◆ **GOAL**:
Find the lines holding the word "Zmień" and collect them.

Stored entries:

>>>>

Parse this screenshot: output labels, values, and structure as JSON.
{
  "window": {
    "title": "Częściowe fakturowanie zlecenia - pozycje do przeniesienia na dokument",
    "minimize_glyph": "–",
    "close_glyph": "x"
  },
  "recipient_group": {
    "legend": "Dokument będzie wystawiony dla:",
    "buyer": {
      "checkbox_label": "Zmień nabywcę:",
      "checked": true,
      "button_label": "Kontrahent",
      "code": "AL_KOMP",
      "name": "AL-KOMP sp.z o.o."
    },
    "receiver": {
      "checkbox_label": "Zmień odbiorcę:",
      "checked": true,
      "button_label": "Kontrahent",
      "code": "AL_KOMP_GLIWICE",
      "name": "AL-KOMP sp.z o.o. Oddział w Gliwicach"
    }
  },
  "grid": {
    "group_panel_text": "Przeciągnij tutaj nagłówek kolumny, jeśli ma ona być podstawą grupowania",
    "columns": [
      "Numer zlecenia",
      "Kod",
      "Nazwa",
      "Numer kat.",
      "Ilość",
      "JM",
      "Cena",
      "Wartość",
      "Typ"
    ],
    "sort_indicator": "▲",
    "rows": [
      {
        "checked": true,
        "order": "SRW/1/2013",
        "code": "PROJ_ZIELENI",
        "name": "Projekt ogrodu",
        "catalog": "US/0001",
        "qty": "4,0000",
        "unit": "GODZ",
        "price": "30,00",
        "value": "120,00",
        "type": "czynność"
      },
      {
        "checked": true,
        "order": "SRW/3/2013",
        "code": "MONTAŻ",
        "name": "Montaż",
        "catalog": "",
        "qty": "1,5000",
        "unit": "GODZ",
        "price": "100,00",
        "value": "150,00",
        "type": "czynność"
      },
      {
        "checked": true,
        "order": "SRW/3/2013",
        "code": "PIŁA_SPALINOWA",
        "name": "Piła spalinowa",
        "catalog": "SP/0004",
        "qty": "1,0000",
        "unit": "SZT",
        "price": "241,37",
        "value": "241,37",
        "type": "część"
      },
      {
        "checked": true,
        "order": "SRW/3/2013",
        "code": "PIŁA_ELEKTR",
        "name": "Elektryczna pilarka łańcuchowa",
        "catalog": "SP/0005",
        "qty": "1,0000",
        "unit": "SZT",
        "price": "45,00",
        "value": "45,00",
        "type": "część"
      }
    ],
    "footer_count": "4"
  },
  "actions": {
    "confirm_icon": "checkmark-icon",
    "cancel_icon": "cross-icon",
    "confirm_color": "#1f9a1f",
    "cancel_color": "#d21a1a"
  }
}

<<<<

◆ **FINAL ANSWER**:
      "checkbox_label": "Zmień nabywcę:",
      "checkbox_label": "Zmień odbiorcę:",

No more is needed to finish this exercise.